> [Objective 1]: Rewrite the paragraph beginning "The goal of this is" in the passage on the slow query as one shorter sentence that keeps its main facts.
> [Objective 2]: Pick up the passage on the slow query after its last sentence and continue it.

> [Provided passage]:
◆ ◆ ◆
Sometimes the arrays in this object contain 10,000+ items.

The goal of this is to get a flat map of denormalized data from every column in the object, and where there's an array I want to get all the columns with the objects contained within there too (and obviously just duplicating the data down for the outer keys).

None of the innermost keys contain arrays, so I don't need to worry about that. I only care about the matches and nodes arrays which should be 'expanded'.

Right now the query works but it's extremely, extremely slow. I'm assuming because it's because of a poorly written query performing that is recursive or has unnecessary complexity slowdowns.
◆ ◆ ◆
> [Material shown]:
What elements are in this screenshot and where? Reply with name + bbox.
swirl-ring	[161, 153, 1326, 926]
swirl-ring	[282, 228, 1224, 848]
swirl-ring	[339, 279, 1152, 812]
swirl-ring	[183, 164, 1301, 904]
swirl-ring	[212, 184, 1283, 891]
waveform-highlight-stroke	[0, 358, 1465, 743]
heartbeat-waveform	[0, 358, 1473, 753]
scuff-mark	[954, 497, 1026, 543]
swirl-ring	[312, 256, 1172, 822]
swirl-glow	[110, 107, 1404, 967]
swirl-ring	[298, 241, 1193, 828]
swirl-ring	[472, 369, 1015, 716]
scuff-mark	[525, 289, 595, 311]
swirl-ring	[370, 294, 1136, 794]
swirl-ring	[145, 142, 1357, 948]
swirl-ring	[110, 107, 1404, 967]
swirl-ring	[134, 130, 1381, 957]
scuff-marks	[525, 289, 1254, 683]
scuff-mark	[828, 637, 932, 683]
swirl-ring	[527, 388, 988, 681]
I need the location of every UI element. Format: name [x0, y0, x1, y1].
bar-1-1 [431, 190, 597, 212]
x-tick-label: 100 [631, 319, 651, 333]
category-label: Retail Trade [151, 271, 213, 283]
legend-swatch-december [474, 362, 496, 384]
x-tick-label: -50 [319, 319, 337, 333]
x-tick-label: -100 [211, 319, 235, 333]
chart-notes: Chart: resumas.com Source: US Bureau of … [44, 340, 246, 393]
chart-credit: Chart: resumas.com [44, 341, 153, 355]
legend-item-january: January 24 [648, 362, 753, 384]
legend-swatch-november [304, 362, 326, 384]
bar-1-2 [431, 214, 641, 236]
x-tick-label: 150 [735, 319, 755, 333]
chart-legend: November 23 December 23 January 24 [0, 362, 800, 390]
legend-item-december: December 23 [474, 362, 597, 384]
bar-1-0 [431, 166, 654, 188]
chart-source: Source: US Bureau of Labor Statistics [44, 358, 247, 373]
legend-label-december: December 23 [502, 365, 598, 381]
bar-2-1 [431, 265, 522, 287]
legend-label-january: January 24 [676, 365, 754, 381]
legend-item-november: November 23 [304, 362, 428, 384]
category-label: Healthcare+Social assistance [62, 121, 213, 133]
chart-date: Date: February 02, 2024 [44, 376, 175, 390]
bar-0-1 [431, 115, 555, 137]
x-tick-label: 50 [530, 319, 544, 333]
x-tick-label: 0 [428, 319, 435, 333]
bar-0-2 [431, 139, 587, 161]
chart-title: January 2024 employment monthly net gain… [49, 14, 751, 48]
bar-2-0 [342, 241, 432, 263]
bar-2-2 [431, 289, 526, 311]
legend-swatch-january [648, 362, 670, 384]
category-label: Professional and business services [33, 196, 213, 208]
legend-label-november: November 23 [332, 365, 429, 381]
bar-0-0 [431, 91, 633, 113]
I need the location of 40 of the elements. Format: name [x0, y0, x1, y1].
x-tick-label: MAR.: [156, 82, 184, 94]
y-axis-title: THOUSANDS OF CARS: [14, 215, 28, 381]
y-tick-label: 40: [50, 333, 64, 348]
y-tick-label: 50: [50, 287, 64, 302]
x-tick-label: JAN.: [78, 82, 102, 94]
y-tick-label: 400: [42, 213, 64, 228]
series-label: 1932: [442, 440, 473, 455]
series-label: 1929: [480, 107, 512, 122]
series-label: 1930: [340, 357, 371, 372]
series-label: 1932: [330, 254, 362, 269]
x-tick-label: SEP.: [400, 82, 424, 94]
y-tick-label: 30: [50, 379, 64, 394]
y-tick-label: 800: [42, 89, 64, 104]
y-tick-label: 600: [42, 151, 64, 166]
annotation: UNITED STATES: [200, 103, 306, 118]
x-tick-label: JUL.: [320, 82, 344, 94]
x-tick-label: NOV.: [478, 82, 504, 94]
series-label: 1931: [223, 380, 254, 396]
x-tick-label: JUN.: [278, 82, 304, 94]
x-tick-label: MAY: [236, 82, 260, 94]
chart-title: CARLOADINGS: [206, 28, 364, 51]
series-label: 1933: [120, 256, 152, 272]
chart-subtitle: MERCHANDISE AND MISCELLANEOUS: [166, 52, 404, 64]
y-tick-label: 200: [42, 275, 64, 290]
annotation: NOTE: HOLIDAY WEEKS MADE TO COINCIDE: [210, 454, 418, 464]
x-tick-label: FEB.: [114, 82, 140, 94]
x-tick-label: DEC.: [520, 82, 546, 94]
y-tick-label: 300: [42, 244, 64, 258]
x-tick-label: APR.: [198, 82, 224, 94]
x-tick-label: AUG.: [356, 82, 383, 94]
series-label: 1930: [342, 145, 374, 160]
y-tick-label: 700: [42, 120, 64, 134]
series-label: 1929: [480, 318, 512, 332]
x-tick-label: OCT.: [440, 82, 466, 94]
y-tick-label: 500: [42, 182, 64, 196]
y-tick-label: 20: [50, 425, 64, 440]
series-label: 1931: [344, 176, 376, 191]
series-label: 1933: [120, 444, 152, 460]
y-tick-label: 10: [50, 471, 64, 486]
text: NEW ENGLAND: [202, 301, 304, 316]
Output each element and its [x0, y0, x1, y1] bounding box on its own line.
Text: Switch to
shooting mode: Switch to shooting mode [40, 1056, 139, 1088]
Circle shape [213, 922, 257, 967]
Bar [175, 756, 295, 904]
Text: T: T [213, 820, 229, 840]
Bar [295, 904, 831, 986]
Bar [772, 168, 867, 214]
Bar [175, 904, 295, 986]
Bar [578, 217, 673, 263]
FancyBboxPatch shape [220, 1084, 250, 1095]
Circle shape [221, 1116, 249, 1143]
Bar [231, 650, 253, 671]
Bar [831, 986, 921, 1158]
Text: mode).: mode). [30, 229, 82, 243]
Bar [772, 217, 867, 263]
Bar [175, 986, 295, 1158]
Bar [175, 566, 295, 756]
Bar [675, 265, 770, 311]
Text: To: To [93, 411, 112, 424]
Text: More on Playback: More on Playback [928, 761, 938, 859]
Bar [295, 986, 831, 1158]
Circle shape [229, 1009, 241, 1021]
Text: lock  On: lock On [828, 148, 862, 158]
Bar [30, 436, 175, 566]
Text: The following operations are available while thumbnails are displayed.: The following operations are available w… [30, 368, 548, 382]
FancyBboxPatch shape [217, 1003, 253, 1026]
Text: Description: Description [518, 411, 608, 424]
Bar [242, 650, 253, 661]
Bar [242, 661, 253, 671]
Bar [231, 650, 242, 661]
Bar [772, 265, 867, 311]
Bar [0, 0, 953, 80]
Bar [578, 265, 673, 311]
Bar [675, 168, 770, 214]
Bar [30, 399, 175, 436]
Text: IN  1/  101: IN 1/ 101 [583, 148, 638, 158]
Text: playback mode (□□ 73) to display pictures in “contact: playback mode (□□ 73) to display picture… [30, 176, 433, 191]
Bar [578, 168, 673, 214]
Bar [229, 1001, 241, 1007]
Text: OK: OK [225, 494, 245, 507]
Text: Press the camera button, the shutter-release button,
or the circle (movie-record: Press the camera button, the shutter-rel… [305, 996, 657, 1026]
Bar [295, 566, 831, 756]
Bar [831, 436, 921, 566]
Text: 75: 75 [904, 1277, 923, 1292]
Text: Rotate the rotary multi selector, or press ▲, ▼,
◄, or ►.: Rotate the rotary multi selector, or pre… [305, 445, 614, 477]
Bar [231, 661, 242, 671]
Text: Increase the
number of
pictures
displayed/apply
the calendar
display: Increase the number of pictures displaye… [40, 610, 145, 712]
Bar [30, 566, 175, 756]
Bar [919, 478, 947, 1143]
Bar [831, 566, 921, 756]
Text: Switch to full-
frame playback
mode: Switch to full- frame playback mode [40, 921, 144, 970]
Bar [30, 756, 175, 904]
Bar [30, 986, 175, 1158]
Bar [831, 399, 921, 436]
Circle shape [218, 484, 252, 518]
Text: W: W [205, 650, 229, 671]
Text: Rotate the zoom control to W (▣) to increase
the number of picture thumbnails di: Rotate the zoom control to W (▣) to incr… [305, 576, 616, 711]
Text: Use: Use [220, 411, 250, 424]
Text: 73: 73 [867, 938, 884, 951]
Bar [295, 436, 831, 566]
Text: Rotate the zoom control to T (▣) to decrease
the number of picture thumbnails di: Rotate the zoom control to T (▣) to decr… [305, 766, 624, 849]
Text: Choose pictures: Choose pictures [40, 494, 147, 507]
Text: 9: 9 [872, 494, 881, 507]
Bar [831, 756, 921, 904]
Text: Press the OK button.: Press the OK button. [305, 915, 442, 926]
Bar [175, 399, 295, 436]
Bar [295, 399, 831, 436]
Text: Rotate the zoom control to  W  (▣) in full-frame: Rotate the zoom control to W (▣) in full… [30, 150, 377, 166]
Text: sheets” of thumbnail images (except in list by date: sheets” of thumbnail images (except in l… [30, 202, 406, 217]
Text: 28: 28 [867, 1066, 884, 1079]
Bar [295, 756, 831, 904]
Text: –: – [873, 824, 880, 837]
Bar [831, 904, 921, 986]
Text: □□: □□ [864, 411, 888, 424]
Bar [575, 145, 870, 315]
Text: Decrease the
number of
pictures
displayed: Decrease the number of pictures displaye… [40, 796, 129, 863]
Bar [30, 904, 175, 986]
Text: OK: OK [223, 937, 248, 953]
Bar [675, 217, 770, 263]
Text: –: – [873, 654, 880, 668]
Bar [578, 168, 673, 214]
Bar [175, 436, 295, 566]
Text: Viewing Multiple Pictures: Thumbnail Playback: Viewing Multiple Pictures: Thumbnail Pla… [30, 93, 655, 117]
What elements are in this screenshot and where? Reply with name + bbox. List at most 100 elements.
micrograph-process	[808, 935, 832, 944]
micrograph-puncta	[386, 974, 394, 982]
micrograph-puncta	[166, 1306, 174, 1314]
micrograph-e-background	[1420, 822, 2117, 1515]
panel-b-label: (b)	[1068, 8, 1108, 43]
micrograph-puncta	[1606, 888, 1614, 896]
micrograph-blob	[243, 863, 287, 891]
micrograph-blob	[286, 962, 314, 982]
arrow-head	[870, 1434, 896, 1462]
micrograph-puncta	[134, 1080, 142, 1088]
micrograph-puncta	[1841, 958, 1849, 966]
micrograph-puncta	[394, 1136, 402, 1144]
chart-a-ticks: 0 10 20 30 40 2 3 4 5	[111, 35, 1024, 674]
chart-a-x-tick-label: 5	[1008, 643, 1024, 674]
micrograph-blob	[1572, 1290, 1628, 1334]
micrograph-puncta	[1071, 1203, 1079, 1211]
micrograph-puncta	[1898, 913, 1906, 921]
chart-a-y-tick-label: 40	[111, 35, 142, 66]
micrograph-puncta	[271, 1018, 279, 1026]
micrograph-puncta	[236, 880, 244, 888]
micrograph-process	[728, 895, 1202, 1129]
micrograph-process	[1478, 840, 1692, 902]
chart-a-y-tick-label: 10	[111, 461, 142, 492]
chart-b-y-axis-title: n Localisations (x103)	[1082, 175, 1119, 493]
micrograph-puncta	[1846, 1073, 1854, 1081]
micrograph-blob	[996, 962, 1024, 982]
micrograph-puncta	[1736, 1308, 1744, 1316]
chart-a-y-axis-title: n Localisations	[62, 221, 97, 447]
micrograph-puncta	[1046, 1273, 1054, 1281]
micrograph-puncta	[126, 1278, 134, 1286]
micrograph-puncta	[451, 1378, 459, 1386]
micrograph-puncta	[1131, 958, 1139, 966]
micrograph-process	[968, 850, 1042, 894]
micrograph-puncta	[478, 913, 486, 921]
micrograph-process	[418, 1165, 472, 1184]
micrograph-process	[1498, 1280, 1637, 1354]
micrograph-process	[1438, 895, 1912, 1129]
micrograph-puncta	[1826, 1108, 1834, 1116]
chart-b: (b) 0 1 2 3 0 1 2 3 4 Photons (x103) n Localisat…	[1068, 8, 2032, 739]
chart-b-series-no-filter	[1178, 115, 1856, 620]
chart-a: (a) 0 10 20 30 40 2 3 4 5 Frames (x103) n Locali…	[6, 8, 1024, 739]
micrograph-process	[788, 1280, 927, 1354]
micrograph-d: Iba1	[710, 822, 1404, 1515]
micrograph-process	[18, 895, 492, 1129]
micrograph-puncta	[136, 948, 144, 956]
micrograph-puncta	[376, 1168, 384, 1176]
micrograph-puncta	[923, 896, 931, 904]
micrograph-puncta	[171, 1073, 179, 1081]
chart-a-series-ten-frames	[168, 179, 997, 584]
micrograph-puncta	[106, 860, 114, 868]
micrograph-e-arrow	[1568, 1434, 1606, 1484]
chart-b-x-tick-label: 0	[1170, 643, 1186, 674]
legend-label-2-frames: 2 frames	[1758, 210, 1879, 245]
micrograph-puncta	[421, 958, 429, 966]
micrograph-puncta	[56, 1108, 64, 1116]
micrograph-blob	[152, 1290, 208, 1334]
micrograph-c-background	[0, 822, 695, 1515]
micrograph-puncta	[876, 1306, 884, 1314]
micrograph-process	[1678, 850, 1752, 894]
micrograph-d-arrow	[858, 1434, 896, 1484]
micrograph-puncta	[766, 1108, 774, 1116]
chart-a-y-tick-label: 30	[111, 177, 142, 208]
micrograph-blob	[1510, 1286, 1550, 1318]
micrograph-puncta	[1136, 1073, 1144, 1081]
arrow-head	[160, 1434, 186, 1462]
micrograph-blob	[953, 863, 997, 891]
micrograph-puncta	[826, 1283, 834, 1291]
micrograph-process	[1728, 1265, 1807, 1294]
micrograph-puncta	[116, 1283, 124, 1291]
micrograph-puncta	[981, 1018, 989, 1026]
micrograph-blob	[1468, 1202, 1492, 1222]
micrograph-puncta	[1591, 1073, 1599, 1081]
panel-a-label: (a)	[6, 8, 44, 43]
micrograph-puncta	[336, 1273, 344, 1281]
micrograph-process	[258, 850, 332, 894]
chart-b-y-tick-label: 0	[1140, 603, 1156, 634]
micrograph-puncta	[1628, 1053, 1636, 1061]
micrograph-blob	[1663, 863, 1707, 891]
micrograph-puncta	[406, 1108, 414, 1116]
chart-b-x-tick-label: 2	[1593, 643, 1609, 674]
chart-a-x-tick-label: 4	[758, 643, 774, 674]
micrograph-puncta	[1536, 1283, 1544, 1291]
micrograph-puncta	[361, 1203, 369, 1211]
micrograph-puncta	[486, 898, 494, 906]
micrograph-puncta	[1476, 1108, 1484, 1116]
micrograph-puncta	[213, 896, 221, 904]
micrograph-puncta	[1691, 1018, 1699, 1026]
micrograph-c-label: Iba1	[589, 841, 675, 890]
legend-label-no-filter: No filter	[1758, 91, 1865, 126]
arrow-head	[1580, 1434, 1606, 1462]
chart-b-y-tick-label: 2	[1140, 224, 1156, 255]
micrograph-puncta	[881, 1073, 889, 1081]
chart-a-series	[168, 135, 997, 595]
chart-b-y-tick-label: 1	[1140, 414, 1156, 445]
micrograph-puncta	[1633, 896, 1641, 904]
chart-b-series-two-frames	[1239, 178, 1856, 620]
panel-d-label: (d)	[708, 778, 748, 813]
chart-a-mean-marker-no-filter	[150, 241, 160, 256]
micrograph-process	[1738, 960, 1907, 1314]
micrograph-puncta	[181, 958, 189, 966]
◆ ◆ ◆
> [Expected output 1]: The aim is a flat, denormalized map of every column in the object that also includes the columns of the objects inside any array, with the outer keys' data repeated on each row.

> [Expected output 2]:
SELECT
  id AS slice_id,
  json_array_elements(facebook_results -> 'table' -> 'matches') -> 'table' -> 'size'       AS match_size,
  json_array_elements(facebook_results -> 'table' -> 'matches') -> 'table' -> 'score'      AS match_score,
  json_array_elements(facebook_results -> 'table' -> 'matches') -> 'table' -> 'width'      AS match_width,
  json_array_elements(facebook_results -> 'table' -> 'matches') -> 'table' -> 'format'     AS match_format,
  json_array_elements(facebook_results -> 'table' -> 'matches') -> 'table' -> 'domain'     AS match_domain,
  json_array_elements(json_array_elements(facebook_results -> 'table' -> 'matches') -> 'table' -> 'nodes') -> 'table' -> 'crawl_date' AS node_crawl_date,
  json_array_elements(json_array_elements(facebook_results -> 'table' -> 'matches') -> 'table' -> 'nodes') -> 'table' -> 'url'        AS node_url
FROM slices
WHERE id = 169

Here's an example of what's contained in the facebook_results column:

{
  "table":{
    "matches": [
      {  
        "table":{  
          "nodes":[  
            {  
              "table":{  
                "crawl_date":"2013-06-21",
                "url":"http://example.com"
              }
            }
          ],
          "size":7962624,
          "score":47.059,
          "width":3456,
          "format":"MP4",
          "domain":"example.com"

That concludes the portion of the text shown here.